WHAT NEEDS TO BE DONE: Give the data below again, word for word.

DATA SHOWN:

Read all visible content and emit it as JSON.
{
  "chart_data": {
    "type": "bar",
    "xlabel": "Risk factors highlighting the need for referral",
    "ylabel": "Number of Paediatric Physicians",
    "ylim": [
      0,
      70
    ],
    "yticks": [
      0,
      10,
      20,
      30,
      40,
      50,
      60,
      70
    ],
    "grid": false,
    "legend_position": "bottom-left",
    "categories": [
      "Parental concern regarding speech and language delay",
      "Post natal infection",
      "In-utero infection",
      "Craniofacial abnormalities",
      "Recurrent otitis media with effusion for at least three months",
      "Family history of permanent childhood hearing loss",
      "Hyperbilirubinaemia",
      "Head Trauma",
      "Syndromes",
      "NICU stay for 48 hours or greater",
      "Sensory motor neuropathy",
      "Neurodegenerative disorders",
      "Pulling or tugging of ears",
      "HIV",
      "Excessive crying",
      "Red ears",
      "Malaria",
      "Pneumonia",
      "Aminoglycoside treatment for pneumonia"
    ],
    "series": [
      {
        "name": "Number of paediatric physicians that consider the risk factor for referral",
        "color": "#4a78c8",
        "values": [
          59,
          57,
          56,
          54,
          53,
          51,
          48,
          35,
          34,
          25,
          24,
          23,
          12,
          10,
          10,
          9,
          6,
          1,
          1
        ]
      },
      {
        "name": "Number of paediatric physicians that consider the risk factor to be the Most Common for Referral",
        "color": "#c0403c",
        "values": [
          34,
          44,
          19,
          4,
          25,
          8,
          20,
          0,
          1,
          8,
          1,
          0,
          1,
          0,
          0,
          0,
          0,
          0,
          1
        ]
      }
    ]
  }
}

COMPLETE ANSWER:
Read all visible content and emit it as JSON.
{
  "chart_data": {
    "type": "bar",
    "xlabel": "Risk factors highlighting the need for referral",
    "ylabel": "Number of Paediatric Physicians",
    "ylim": [
      0,
      70
    ],
    "yticks": [
      0,
      10,
      20,
      30,
      40,
      50,
      60,
      70
    ],
    "grid": false,
    "legend_position": "bottom-left",
    "categories": [
      "Parental concern regarding speech and language delay",
      "Post natal infection",
      "In-utero infection",
      "Craniofacial abnormalities",
      "Recurrent otitis media with effusion for at least three months",
      "Family history of permanent childhood hearing loss",
      "Hyperbilirubinaemia",
      "Head Trauma",
      "Syndromes",
      "NICU stay for 48 hours or greater",
      "Sensory motor neuropathy",
      "Neurodegenerative disorders",
      "Pulling or tugging of ears",
      "HIV",
      "Excessive crying",
      "Red ears",
      "Malaria",
      "Pneumonia",
      "Aminoglycoside treatment for pneumonia"
    ],
    "series": [
      {
        "name": "Number of paediatric physicians that consider the risk factor for referral",
        "color": "#4a78c8",
        "values": [
          59,
          57,
          56,
          54,
          53,
          51,
          48,
          35,
          34,
          25,
          24,
          23,
          12,
          10,
          10,
          9,
          6,
          1,
          1
        ]
      },
      {
        "name": "Number of paediatric physicians that consider the risk factor to be the Most Common for Referral",
        "color": "#c0403c",
        "values": [
          34,
          44,
          19,
          4,
          25,
          8,
          20,
          0,
          1,
          8,
          1,
          0,
          1,
          0,
          0,
          0,
          0,
          0,
          1
        ]
      }
    ]
  }
}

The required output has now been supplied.